- Aim -
Repeat the material below exactly, with no pictures.

- Entries from a visual dataset -
:::::

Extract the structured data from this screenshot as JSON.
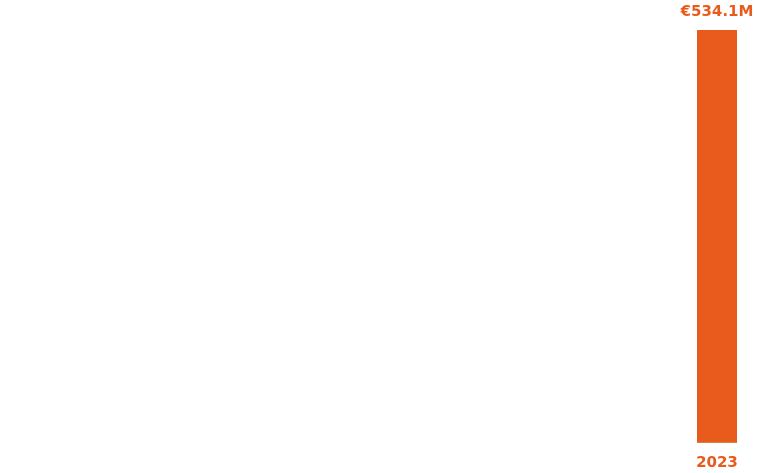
{
  "chart_data": {
    "type": "bar",
    "categories": [
      "2023"
    ],
    "values": [
      534.1
    ],
    "value_labels": [
      "€534.1M"
    ],
    "ylim": [
      0,
      534.1
    ],
    "grid": false,
    "bar_color": "#e85b1c",
    "label_color": "#e85b1c",
    "baseline_color": "#c98a3c"
  }
}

:::::

- Output for this exercise -
Extract the structured data from this screenshot as JSON.
{
  "chart_data": {
    "type": "bar",
    "categories": [
      "2023"
    ],
    "values": [
      534.1
    ],
    "value_labels": [
      "€534.1M"
    ],
    "ylim": [
      0,
      534.1
    ],
    "grid": false,
    "bar_color": "#e85b1c",
    "label_color": "#e85b1c",
    "baseline_color": "#c98a3c"
  }
}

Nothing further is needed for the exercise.